Work instructions: Lines holding the string "развитие" are the ones to copy from this listing.

····················

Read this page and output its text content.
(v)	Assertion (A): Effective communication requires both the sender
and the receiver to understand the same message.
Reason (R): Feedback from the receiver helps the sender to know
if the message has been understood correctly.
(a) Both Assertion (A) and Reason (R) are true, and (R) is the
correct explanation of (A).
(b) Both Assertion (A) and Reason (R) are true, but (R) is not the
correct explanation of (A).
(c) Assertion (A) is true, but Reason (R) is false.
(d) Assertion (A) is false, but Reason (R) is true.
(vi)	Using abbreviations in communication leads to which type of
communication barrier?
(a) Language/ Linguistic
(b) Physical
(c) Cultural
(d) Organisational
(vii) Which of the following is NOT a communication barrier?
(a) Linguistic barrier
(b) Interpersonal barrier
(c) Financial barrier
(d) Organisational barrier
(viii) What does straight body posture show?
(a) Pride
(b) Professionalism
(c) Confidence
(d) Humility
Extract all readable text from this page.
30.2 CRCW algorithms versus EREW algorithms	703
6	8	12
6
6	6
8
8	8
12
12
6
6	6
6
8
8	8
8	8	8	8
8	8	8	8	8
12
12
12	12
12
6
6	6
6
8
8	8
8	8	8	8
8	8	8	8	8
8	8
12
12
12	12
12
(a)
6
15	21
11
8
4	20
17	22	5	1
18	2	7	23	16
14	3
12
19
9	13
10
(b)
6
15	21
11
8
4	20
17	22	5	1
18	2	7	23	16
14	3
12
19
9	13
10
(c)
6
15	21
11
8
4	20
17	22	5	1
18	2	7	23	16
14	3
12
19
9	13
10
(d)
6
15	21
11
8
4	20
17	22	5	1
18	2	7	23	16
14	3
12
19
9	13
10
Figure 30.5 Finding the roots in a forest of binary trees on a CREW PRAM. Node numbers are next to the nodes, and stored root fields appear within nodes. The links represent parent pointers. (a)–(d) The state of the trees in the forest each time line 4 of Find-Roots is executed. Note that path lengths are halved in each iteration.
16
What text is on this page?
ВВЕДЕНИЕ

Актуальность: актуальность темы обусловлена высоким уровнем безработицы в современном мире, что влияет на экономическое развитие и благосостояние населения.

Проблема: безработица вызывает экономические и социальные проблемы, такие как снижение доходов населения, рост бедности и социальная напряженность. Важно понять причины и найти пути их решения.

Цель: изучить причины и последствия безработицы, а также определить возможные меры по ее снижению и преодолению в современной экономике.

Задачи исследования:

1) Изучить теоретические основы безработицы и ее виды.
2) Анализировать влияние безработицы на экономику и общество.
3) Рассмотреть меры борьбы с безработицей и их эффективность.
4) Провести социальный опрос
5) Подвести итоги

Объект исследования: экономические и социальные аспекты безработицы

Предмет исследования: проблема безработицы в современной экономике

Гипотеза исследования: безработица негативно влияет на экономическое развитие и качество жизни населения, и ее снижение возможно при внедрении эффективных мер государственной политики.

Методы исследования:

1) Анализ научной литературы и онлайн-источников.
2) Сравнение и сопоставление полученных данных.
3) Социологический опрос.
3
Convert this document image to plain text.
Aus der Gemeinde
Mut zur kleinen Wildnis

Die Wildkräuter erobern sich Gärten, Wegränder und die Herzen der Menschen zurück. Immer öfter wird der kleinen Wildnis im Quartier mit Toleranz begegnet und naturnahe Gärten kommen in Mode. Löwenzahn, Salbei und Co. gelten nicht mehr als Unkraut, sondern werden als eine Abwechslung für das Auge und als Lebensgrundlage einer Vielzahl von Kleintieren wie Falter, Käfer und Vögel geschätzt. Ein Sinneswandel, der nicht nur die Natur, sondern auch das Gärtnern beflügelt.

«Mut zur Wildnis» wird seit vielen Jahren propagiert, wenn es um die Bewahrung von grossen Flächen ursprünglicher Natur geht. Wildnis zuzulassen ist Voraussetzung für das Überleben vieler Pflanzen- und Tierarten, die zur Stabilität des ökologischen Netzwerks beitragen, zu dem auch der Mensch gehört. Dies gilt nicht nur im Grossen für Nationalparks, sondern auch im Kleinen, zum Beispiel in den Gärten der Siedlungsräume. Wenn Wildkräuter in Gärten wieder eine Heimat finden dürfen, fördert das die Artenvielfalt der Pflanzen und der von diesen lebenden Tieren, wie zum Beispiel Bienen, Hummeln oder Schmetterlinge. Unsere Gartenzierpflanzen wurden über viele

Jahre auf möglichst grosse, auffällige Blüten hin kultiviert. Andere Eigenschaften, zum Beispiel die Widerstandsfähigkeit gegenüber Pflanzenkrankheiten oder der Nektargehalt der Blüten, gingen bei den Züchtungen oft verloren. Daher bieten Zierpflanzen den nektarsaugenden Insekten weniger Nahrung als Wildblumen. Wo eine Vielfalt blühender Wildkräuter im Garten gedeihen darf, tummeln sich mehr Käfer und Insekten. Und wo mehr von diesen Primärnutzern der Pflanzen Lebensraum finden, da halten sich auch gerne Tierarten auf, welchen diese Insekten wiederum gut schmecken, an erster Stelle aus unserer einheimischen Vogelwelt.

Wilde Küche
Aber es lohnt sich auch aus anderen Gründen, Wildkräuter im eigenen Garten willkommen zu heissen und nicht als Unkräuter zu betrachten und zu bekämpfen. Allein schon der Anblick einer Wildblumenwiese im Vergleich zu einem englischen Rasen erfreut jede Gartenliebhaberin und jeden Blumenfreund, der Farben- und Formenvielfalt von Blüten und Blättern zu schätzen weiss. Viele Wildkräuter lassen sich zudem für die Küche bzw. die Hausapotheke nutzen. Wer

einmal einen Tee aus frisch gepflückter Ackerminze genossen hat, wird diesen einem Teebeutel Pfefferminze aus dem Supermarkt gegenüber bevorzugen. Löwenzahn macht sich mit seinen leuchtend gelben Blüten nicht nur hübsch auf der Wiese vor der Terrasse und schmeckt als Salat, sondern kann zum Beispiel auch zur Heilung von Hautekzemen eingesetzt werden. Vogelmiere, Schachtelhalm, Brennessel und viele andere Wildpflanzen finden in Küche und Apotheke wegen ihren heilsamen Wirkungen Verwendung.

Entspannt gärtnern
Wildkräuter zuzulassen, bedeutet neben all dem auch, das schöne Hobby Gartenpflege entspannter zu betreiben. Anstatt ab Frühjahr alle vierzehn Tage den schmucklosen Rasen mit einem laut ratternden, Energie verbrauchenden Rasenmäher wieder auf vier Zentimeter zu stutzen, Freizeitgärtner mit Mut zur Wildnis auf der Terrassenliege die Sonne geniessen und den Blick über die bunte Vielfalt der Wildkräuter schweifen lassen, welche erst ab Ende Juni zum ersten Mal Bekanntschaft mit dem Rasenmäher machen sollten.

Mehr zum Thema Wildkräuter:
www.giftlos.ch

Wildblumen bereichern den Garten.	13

····················

Task output:
Актуальность: актуальность темы обусловлена высоким уровнем безработицы в современном мире, что влияет на экономическое развитие и благосостояние населения.
Гипотеза исследования: безработица негативно влияет на экономическое развитие и качество жизни населения, и ее снижение возможно при внедрении эффективных мер государственной политики.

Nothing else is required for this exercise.